>> START Given entries
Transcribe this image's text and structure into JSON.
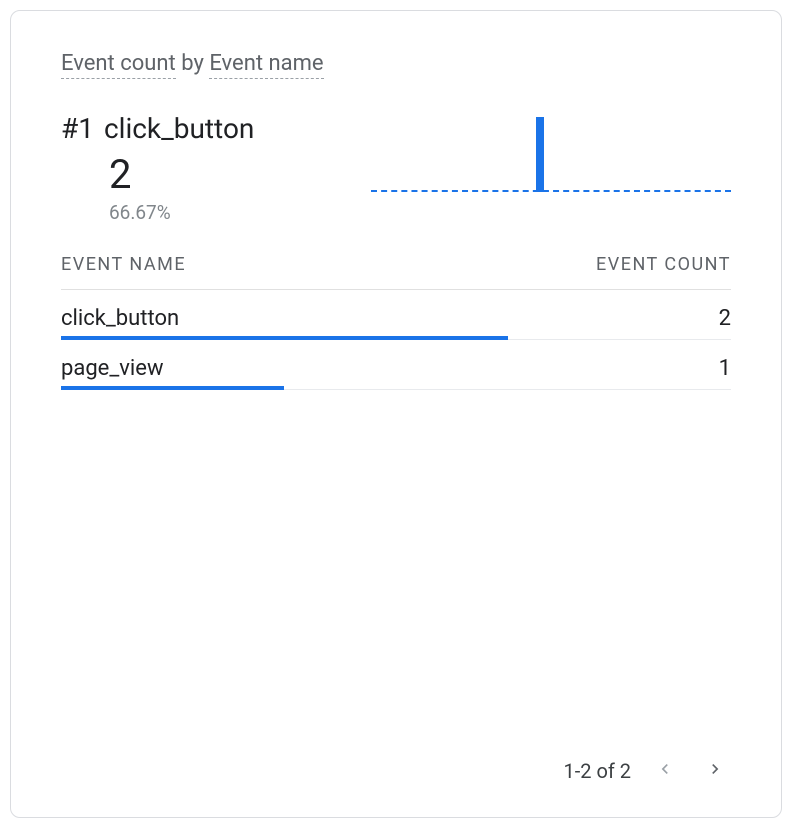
{
  "card": {
    "title_metric": "Event count",
    "title_by": " by ",
    "title_dimension": "Event name",
    "top_item": {
      "rank": "#1",
      "name": "click_button",
      "value": "2",
      "percent": "66.67%"
    },
    "table": {
      "col_name": "EVENT NAME",
      "col_count": "EVENT COUNT",
      "rows": [
        {
          "name": "click_button",
          "count": "2",
          "bar_pct": 66.67
        },
        {
          "name": "page_view",
          "count": "1",
          "bar_pct": 33.33
        }
      ]
    },
    "pager": {
      "label": "1-2 of 2"
    }
  },
  "chart_data": {
    "type": "bar",
    "title": "Event count by Event name",
    "xlabel": "Event name",
    "ylabel": "Event count",
    "categories": [
      "click_button",
      "page_view"
    ],
    "values": [
      2,
      1
    ],
    "ylim": [
      0,
      2
    ]
  }
}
>> END Given entries
§ Requirements:
Leave out the pictures and restate everything else word for word.

§ Written reply:
Transcribe this image's text and structure into JSON.
{
  "card": {
    "title_metric": "Event count",
    "title_by": " by ",
    "title_dimension": "Event name",
    "top_item": {
      "rank": "#1",
      "name": "click_button",
      "value": "2",
      "percent": "66.67%"
    },
    "table": {
      "col_name": "EVENT NAME",
      "col_count": "EVENT COUNT",
      "rows": [
        {
          "name": "click_button",
          "count": "2",
          "bar_pct": 66.67
        },
        {
          "name": "page_view",
          "count": "1",
          "bar_pct": 33.33
        }
      ]
    },
    "pager": {
      "label": "1-2 of 2"
    }
  },
  "chart_data": {
    "type": "bar",
    "title": "Event count by Event name",
    "xlabel": "Event name",
    "ylabel": "Event count",
    "categories": [
      "click_button",
      "page_view"
    ],
    "values": [
      2,
      1
    ],
    "ylim": [
      0,
      2
    ]
  }
}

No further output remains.